Reproduce all of the material word for word.

· · · · ·

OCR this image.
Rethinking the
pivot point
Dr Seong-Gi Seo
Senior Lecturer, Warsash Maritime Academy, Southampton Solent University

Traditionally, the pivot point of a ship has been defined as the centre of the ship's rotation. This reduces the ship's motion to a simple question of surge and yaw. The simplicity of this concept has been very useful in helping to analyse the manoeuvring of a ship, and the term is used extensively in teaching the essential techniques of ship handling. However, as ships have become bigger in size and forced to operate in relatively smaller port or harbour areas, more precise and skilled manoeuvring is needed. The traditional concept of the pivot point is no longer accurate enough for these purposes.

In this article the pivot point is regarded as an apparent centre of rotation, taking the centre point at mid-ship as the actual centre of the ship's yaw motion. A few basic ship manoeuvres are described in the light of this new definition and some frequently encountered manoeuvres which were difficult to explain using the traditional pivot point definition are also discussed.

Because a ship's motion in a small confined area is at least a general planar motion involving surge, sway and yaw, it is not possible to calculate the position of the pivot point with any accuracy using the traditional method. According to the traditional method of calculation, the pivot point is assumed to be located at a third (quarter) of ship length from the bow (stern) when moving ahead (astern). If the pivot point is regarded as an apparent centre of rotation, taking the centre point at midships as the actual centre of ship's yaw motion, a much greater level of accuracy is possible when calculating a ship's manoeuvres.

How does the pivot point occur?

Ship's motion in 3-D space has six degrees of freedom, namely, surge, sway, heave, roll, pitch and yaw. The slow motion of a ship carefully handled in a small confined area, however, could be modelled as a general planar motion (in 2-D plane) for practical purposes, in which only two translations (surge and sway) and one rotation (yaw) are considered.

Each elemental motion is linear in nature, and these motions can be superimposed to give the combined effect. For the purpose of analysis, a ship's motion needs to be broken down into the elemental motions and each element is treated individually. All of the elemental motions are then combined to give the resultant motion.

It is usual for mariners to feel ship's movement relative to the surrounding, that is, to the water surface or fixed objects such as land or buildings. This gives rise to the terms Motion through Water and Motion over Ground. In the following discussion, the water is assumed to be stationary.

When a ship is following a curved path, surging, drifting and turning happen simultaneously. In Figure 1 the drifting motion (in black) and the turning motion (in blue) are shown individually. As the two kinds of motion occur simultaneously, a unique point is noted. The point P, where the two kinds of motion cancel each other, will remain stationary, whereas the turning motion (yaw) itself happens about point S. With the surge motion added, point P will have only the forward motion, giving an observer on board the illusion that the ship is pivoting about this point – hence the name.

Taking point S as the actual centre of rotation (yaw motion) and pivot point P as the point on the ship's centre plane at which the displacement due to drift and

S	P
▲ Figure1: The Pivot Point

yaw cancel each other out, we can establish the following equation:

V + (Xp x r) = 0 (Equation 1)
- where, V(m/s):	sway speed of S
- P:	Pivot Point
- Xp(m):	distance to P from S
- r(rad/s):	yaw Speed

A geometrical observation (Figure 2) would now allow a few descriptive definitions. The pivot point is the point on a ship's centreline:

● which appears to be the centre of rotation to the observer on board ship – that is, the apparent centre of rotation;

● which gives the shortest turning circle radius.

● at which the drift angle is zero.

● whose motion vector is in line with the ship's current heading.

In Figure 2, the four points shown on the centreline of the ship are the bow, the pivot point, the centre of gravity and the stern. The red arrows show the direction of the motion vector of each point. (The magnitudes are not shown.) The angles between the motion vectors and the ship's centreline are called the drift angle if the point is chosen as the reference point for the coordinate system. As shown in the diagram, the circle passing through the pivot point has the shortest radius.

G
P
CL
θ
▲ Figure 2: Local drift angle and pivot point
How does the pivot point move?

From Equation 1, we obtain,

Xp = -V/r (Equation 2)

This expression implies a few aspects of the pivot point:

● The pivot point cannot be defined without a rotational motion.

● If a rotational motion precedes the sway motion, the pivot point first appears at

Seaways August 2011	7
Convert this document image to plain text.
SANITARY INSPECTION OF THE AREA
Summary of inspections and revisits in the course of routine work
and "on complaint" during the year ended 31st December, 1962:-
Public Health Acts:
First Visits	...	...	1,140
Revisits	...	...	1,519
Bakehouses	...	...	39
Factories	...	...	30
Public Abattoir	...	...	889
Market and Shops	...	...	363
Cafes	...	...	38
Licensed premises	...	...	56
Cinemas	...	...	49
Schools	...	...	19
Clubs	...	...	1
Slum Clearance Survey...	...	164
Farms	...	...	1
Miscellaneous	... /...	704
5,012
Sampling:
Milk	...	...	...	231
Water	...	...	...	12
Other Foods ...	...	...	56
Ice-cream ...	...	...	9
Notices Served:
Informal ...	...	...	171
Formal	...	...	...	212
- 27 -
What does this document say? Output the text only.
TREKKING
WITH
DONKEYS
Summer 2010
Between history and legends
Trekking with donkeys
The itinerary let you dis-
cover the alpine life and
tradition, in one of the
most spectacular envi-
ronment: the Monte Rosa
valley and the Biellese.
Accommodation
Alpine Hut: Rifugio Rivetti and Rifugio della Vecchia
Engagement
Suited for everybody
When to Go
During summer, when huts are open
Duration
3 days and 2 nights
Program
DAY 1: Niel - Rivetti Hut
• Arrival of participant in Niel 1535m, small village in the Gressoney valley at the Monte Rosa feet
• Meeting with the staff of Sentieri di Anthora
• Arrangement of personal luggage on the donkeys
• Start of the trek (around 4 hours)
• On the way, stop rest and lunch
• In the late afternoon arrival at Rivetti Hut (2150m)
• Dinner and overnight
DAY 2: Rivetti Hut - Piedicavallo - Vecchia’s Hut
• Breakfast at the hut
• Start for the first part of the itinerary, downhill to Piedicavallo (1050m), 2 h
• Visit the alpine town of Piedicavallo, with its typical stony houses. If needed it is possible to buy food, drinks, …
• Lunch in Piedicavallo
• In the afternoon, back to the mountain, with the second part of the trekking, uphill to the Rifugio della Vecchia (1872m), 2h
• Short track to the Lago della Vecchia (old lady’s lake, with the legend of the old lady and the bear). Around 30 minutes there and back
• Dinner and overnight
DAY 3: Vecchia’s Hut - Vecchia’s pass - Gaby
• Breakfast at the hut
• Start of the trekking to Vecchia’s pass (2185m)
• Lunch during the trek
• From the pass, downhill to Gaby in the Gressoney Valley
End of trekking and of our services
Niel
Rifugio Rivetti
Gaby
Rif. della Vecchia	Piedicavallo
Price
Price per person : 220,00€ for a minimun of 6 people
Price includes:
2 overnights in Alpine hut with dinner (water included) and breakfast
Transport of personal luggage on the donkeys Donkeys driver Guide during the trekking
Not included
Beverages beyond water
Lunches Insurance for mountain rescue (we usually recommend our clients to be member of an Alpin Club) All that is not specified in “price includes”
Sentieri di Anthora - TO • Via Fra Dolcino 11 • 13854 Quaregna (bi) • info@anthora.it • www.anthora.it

· · · · ·

◆ **SOLUTION FOR THIS PROBLEM**:
OCR this image.
Rethinking the
pivot point
Dr Seong-Gi Seo
Senior Lecturer, Warsash Maritime Academy, Southampton Solent University

Traditionally, the pivot point of a ship has been defined as the centre of the ship's rotation. This reduces the ship's motion to a simple question of surge and yaw. The simplicity of this concept has been very useful in helping to analyse the manoeuvring of a ship, and the term is used extensively in teaching the essential techniques of ship handling. However, as ships have become bigger in size and forced to operate in relatively smaller port or harbour areas, more precise and skilled manoeuvring is needed. The traditional concept of the pivot point is no longer accurate enough for these purposes.

In this article the pivot point is regarded as an apparent centre of rotation, taking the centre point at mid-ship as the actual centre of the ship's yaw motion. A few basic ship manoeuvres are described in the light of this new definition and some frequently encountered manoeuvres which were difficult to explain using the traditional pivot point definition are also discussed.

Because a ship's motion in a small confined area is at least a general planar motion involving surge, sway and yaw, it is not possible to calculate the position of the pivot point with any accuracy using the traditional method. According to the traditional method of calculation, the pivot point is assumed to be located at a third (quarter) of ship length from the bow (stern) when moving ahead (astern). If the pivot point is regarded as an apparent centre of rotation, taking the centre point at midships as the actual centre of ship's yaw motion, a much greater level of accuracy is possible when calculating a ship's manoeuvres.

How does the pivot point occur?

Ship's motion in 3-D space has six degrees of freedom, namely, surge, sway, heave, roll, pitch and yaw. The slow motion of a ship carefully handled in a small confined area, however, could be modelled as a general planar motion (in 2-D plane) for practical purposes, in which only two translations (surge and sway) and one rotation (yaw) are considered.

Each elemental motion is linear in nature, and these motions can be superimposed to give the combined effect. For the purpose of analysis, a ship's motion needs to be broken down into the elemental motions and each element is treated individually. All of the elemental motions are then combined to give the resultant motion.

It is usual for mariners to feel ship's movement relative to the surrounding, that is, to the water surface or fixed objects such as land or buildings. This gives rise to the terms Motion through Water and Motion over Ground. In the following discussion, the water is assumed to be stationary.

When a ship is following a curved path, surging, drifting and turning happen simultaneously. In Figure 1 the drifting motion (in black) and the turning motion (in blue) are shown individually. As the two kinds of motion occur simultaneously, a unique point is noted. The point P, where the two kinds of motion cancel each other, will remain stationary, whereas the turning motion (yaw) itself happens about point S. With the surge motion added, point P will have only the forward motion, giving an observer on board the illusion that the ship is pivoting about this point – hence the name.

Taking point S as the actual centre of rotation (yaw motion) and pivot point P as the point on the ship's centre plane at which the displacement due to drift and

S	P
▲ Figure1: The Pivot Point

yaw cancel each other out, we can establish the following equation:

V + (Xp x r) = 0 (Equation 1)
- where, V(m/s):	sway speed of S
- P:	Pivot Point
- Xp(m):	distance to P from S
- r(rad/s):	yaw Speed

A geometrical observation (Figure 2) would now allow a few descriptive definitions. The pivot point is the point on a ship's centreline:

● which appears to be the centre of rotation to the observer on board ship – that is, the apparent centre of rotation;

● which gives the shortest turning circle radius.

● at which the drift angle is zero.

● whose motion vector is in line with the ship's current heading.

In Figure 2, the four points shown on the centreline of the ship are the bow, the pivot point, the centre of gravity and the stern. The red arrows show the direction of the motion vector of each point. (The magnitudes are not shown.) The angles between the motion vectors and the ship's centreline are called the drift angle if the point is chosen as the reference point for the coordinate system. As shown in the diagram, the circle passing through the pivot point has the shortest radius.

G
P
CL
θ
▲ Figure 2: Local drift angle and pivot point
How does the pivot point move?

From Equation 1, we obtain,

Xp = -V/r (Equation 2)

This expression implies a few aspects of the pivot point:

● The pivot point cannot be defined without a rotational motion.

● If a rotational motion precedes the sway motion, the pivot point first appears at

Seaways August 2011	7
Convert this document image to plain text.
SANITARY INSPECTION OF THE AREA
Summary of inspections and revisits in the course of routine work
and "on complaint" during the year ended 31st December, 1962:-
Public Health Acts:
First Visits	...	...	1,140
Revisits	...	...	1,519
Bakehouses	...	...	39
Factories	...	...	30
Public Abattoir	...	...	889
Market and Shops	...	...	363
Cafes	...	...	38
Licensed premises	...	...	56
Cinemas	...	...	49
Schools	...	...	19
Clubs	...	...	1
Slum Clearance Survey...	...	164
Farms	...	...	1
Miscellaneous	... /...	704
5,012
Sampling:
Milk	...	...	...	231
Water	...	...	...	12
Other Foods ...	...	...	56
Ice-cream ...	...	...	9
Notices Served:
Informal ...	...	...	171
Formal	...	...	...	212
- 27 -
What does this document say? Output the text only.
TREKKING
WITH
DONKEYS
Summer 2010
Between history and legends
Trekking with donkeys
The itinerary let you dis-
cover the alpine life and
tradition, in one of the
most spectacular envi-
ronment: the Monte Rosa
valley and the Biellese.
Accommodation
Alpine Hut: Rifugio Rivetti and Rifugio della Vecchia
Engagement
Suited for everybody
When to Go
During summer, when huts are open
Duration
3 days and 2 nights
Program
DAY 1: Niel - Rivetti Hut
• Arrival of participant in Niel 1535m, small village in the Gressoney valley at the Monte Rosa feet
• Meeting with the staff of Sentieri di Anthora
• Arrangement of personal luggage on the donkeys
• Start of the trek (around 4 hours)
• On the way, stop rest and lunch
• In the late afternoon arrival at Rivetti Hut (2150m)
• Dinner and overnight
DAY 2: Rivetti Hut - Piedicavallo - Vecchia’s Hut
• Breakfast at the hut
• Start for the first part of the itinerary, downhill to Piedicavallo (1050m), 2 h
• Visit the alpine town of Piedicavallo, with its typical stony houses. If needed it is possible to buy food, drinks, …
• Lunch in Piedicavallo
• In the afternoon, back to the mountain, with the second part of the trekking, uphill to the Rifugio della Vecchia (1872m), 2h
• Short track to the Lago della Vecchia (old lady’s lake, with the legend of the old lady and the bear). Around 30 minutes there and back
• Dinner and overnight
DAY 3: Vecchia’s Hut - Vecchia’s pass - Gaby
• Breakfast at the hut
• Start of the trekking to Vecchia’s pass (2185m)
• Lunch during the trek
• From the pass, downhill to Gaby in the Gressoney Valley
End of trekking and of our services
Niel
Rifugio Rivetti
Gaby
Rif. della Vecchia	Piedicavallo
Price
Price per person : 220,00€ for a minimun of 6 people
Price includes:
2 overnights in Alpine hut with dinner (water included) and breakfast
Transport of personal luggage on the donkeys Donkeys driver Guide during the trekking
Not included
Beverages beyond water
Lunches Insurance for mountain rescue (we usually recommend our clients to be member of an Alpin Club) All that is not specified in “price includes”
Sentieri di Anthora - TO • Via Fra Dolcino 11 • 13854 Quaregna (bi) • info@anthora.it • www.anthora.it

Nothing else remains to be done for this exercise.